Aim: Each entry has to be copied exactly, with nothing missed.

* BEGIN Data for this task *

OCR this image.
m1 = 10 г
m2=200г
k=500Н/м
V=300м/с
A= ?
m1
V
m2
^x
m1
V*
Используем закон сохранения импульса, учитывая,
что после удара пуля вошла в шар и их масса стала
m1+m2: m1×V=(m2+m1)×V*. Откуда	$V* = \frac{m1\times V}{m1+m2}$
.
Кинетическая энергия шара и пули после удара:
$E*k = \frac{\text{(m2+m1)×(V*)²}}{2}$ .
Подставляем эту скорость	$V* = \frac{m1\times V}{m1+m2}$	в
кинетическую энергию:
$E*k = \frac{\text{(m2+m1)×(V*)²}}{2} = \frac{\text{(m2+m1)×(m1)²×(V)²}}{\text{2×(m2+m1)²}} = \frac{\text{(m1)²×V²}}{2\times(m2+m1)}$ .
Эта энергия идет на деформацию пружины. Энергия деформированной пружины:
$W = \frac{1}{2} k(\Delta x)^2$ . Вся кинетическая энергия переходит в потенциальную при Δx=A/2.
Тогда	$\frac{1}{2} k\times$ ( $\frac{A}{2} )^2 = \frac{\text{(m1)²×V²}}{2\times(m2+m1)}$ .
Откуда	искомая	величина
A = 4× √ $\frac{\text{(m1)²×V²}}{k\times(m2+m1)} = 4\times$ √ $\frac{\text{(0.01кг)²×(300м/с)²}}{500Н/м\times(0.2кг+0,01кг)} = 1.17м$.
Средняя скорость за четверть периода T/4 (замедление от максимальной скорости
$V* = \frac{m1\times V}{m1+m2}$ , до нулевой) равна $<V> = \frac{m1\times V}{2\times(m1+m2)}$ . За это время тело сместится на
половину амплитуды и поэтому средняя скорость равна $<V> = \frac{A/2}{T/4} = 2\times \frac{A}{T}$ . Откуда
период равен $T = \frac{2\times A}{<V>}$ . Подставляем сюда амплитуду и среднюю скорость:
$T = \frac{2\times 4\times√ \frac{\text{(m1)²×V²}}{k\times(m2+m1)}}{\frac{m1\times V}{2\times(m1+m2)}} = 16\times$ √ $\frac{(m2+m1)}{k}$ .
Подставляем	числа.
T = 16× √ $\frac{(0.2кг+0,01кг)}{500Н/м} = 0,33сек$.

* END Data for this task *

Answer to the problem:
OCR this image.
m1 = 10 г
m2=200г
k=500Н/м
V=300м/с
A= ?
m1
V
m2
^x
m1
V*
Используем закон сохранения импульса, учитывая,
что после удара пуля вошла в шар и их масса стала
m1+m2: m1×V=(m2+m1)×V*. Откуда	$V* = \frac{m1\times V}{m1+m2}$
.
Кинетическая энергия шара и пули после удара:
$E*k = \frac{\text{(m2+m1)×(V*)²}}{2}$ .
Подставляем эту скорость	$V* = \frac{m1\times V}{m1+m2}$	в
кинетическую энергию:
$E*k = \frac{\text{(m2+m1)×(V*)²}}{2} = \frac{\text{(m2+m1)×(m1)²×(V)²}}{\text{2×(m2+m1)²}} = \frac{\text{(m1)²×V²}}{2\times(m2+m1)}$ .
Эта энергия идет на деформацию пружины. Энергия деформированной пружины:
$W = \frac{1}{2} k(\Delta x)^2$ . Вся кинетическая энергия переходит в потенциальную при Δx=A/2.
Тогда	$\frac{1}{2} k\times$ ( $\frac{A}{2} )^2 = \frac{\text{(m1)²×V²}}{2\times(m2+m1)}$ .
Откуда	искомая	величина
A = 4× √ $\frac{\text{(m1)²×V²}}{k\times(m2+m1)} = 4\times$ √ $\frac{\text{(0.01кг)²×(300м/с)²}}{500Н/м\times(0.2кг+0,01кг)} = 1.17м$.
Средняя скорость за четверть периода T/4 (замедление от максимальной скорости
$V* = \frac{m1\times V}{m1+m2}$ , до нулевой) равна $<V> = \frac{m1\times V}{2\times(m1+m2)}$ . За это время тело сместится на
половину амплитуды и поэтому средняя скорость равна $<V> = \frac{A/2}{T/4} = 2\times \frac{A}{T}$ . Откуда
период равен $T = \frac{2\times A}{<V>}$ . Подставляем сюда амплитуду и среднюю скорость:
$T = \frac{2\times 4\times√ \frac{\text{(m1)²×V²}}{k\times(m2+m1)}}{\frac{m1\times V}{2\times(m1+m2)}} = 16\times$ √ $\frac{(m2+m1)}{k}$ .
Подставляем	числа.
T = 16× √ $\frac{(0.2кг+0,01кг)}{500Н/м} = 0,33сек$.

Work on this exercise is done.